- EXERCISE AIM -
Count how many lines mention the word "title". Write that number alone.

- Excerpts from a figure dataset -
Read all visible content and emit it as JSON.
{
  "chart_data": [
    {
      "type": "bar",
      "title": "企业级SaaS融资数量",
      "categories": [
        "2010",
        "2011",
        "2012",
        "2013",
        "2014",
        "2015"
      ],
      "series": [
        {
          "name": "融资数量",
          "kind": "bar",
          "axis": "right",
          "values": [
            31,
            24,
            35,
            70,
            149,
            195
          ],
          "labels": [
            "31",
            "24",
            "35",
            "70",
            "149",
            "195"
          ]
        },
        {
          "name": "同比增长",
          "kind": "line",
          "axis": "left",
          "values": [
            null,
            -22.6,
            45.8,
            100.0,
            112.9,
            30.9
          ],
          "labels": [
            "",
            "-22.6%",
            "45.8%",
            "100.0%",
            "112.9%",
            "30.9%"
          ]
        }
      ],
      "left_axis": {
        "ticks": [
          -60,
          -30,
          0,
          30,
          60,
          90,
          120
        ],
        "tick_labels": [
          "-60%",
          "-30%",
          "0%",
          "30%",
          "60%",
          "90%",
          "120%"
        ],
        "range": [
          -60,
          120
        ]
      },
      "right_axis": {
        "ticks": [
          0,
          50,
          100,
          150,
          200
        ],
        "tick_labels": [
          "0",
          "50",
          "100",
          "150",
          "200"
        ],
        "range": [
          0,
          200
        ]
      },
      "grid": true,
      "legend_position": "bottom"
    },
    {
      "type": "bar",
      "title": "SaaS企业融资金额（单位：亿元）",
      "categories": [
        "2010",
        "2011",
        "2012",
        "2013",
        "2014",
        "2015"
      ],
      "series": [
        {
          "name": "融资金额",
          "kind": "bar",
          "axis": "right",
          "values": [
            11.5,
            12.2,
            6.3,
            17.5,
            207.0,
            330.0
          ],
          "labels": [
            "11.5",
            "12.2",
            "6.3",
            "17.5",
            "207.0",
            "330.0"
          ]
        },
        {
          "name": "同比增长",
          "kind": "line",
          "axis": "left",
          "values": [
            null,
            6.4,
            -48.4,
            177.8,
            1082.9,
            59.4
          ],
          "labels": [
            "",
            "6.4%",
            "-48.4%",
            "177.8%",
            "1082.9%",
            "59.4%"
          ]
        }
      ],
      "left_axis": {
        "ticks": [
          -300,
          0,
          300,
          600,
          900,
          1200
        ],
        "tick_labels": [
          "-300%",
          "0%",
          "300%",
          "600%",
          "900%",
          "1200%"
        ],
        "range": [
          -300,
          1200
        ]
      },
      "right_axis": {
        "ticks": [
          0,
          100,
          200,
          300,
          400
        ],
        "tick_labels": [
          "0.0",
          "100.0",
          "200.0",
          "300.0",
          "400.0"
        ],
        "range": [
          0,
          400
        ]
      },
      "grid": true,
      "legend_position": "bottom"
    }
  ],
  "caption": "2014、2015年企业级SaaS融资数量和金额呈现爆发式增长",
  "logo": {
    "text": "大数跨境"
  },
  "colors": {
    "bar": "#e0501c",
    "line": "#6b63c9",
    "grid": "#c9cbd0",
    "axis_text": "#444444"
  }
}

- IN RESPONSE -
2